EXTRACTED TEXT:
···

The world of policymaking is fuelled by endless reports laying out data and making a case for change, and now the youth of the world can add their version to the stack.
Student Energy, a Canadian youth-led charity aiming to empower the next generation of global leaders pushing for a just transition to sustainable energy, released results from a major global survey on Thursday that showed most young people want their countries to move much faster on cutting their emissions.
“It’s a real power in numbers moment to put more public pressure in front of these leaders to radically address their timelines,” said Helen Watts, Student Energy’s Toronto-based director of innovation and partnerships.
Watts said she first thought of the concept two years ago while feeling out of place in some UN-run spaces where reports were flying around.
“I had this light-bulb moment that we actually have no concrete global data that reflects what young people want to see for the energy transition,” she told Canada’s National Observer on Thursday following the launch of the outlook.
“It creates this window where it’s too easy for policymakers and decision-makers to ignore or undermine youth calling for change because they’ll make the excuse that they don’t actually know what young people want.”
More than 40,000 young people aged 16 to 30 have so far completed the group’s survey, while Student Energy has also hosted more than 40 discussions to better understand regional details and differences in views.
The majority of respondents want their country to reach net-zero emissions by 2030, the report said, much earlier than the 2050 deadline of the most ambitious governments.
Half of those who responded said their country had not invested enough in climate action, and another 12 per cent said they had not invested at all.
Across all 10 regions the group split the world into, the top choice for how to fund the transition was a tax levied against the producers of emissions, at 46 per cent, while that policy lever was especially popular in Latin America and the Caribbean.
More than 42 per cent of youth surveyed said they were very concerned about the current energy system’s emissions and another 30 per cent were moderately concerned.
Young people from developing and emerging economies were most concerned, at 89 per cent in Latin America, Southeast Asia, and the Pacific, for example, while that dropped to 65 and 67 per cent in Europe and North America respectively.

···

Items from a data source:
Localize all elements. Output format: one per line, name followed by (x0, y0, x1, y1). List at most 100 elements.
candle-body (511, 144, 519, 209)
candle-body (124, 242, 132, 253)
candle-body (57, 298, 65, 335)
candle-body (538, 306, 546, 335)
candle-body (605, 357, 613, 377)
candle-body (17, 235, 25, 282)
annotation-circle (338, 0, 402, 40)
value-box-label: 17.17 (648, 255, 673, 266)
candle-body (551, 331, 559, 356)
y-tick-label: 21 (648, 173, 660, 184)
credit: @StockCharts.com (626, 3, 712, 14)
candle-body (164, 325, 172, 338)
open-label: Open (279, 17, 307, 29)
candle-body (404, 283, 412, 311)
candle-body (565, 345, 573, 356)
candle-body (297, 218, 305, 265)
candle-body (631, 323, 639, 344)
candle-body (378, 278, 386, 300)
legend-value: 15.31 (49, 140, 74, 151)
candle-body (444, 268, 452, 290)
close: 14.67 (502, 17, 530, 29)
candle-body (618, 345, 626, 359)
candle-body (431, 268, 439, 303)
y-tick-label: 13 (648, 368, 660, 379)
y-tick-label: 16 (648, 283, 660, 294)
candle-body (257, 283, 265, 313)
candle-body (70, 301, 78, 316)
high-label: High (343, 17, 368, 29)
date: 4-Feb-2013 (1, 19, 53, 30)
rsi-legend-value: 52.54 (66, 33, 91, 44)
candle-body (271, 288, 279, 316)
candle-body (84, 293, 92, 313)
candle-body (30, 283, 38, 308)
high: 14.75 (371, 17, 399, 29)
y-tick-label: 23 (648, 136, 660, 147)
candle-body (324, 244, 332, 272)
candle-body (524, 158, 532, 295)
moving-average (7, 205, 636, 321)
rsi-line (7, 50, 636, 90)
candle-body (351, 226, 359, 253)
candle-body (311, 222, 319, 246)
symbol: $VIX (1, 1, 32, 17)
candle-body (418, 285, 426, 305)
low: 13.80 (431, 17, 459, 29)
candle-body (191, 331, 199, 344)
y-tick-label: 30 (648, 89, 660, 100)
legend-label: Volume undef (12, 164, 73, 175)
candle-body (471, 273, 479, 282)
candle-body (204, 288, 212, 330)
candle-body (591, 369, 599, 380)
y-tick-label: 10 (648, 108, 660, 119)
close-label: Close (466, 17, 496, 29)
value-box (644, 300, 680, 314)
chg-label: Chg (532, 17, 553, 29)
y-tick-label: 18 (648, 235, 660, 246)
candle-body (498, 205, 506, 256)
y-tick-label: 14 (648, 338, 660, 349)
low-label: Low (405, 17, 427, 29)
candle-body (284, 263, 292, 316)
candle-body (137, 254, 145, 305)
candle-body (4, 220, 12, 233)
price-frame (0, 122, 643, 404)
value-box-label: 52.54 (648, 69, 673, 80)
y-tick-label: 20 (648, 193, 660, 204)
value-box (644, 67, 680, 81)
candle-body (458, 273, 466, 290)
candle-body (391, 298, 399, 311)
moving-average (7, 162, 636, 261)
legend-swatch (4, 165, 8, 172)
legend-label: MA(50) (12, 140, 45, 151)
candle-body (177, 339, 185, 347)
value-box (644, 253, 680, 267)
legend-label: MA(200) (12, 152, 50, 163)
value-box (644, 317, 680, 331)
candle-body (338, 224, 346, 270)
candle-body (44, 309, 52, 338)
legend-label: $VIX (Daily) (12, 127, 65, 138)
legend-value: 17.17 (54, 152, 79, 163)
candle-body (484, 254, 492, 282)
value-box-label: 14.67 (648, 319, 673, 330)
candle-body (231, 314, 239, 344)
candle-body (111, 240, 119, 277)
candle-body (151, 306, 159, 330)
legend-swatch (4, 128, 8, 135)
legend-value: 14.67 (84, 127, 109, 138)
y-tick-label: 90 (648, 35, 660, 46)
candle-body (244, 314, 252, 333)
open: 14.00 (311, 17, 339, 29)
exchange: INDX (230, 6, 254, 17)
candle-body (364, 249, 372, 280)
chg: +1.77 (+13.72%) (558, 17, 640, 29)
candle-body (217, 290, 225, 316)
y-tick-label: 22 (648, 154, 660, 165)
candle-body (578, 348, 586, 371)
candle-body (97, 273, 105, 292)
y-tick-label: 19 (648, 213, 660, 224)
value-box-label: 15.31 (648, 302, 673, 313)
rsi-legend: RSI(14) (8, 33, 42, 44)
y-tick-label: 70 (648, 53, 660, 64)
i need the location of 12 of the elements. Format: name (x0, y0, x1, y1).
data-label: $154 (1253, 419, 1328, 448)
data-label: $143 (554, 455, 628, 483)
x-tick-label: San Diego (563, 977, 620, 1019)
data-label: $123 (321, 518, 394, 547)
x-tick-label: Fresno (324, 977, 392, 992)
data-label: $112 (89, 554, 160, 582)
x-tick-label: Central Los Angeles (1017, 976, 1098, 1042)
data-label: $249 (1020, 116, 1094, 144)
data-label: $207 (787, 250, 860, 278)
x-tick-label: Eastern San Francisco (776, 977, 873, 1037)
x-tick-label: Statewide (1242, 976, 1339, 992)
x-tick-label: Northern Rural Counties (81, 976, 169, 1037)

···

PROBLEMS TO WORK ON:
1: Please copy the listing from its first line through the line containing "candle-body (565, 345, 573, 356)", with both of those lines included.
2: Pick up the article on the global youth survey about the energy transition from where it stops and keep writing.

THE RESULTS:
1:
Localize all elements. Output format: one per line, name followed by (x0, y0, x1, y1). List at most 100 elements.
candle-body (511, 144, 519, 209)
candle-body (124, 242, 132, 253)
candle-body (57, 298, 65, 335)
candle-body (538, 306, 546, 335)
candle-body (605, 357, 613, 377)
candle-body (17, 235, 25, 282)
annotation-circle (338, 0, 402, 40)
value-box-label: 17.17 (648, 255, 673, 266)
candle-body (551, 331, 559, 356)
y-tick-label: 21 (648, 173, 660, 184)
credit: @StockCharts.com (626, 3, 712, 14)
candle-body (164, 325, 172, 338)
open-label: Open (279, 17, 307, 29)
candle-body (404, 283, 412, 311)
candle-body (565, 345, 573, 356)

2:
Student Energy’s next step is to develop an action toolkit for youth to use to push for change, launching an initial consultation at the UN’s Conference Of Youth that took place in Glasgow just before COP26.
Its report called on countries and companies to commit to a just industry transition by building local innovation systems for industry decarbonization that engages youth, investing in transition skills training for the current and future workforce, and creating pathways for young people to directly engage in policy processes, decision-making and research and development on industry decarbonization solutions.
Canada’s Jonathan Wilkinson, newly minted as natural resources minister after several years as environment minister, attended the launch event and said youth engagement was a two-way street.
“It’s extremely valuable to have the results of the work you have done, but it’s just as valuable to ensure that there’s a sustained dialogue on an ongoing basis about how you take some of the learnings and try to implement them into policy,” he said, inviting the conversation with his office, which he said is in the process of creating a youth council.
While younger voters are more likely to support sustainability policies, they are much less likely to turn up to vote.
“Your weight can change the outcome of elections to the extent that you are weighing in to the same extent as people 65 and over, which has not been historically the case over the last couple of years,” he said.
Student Energy’s regional co-ordinator for Europe, Denmark’s Linette Knudsen said having policy spaces for youth to engage is a good thing, but they should include a mandate for change.
“There should be proposals coming out of the dialogue that both the youth and the policymakers can support, and I think sometimes that’s lacking, that sometimes youth engagement becomes a token,” she said.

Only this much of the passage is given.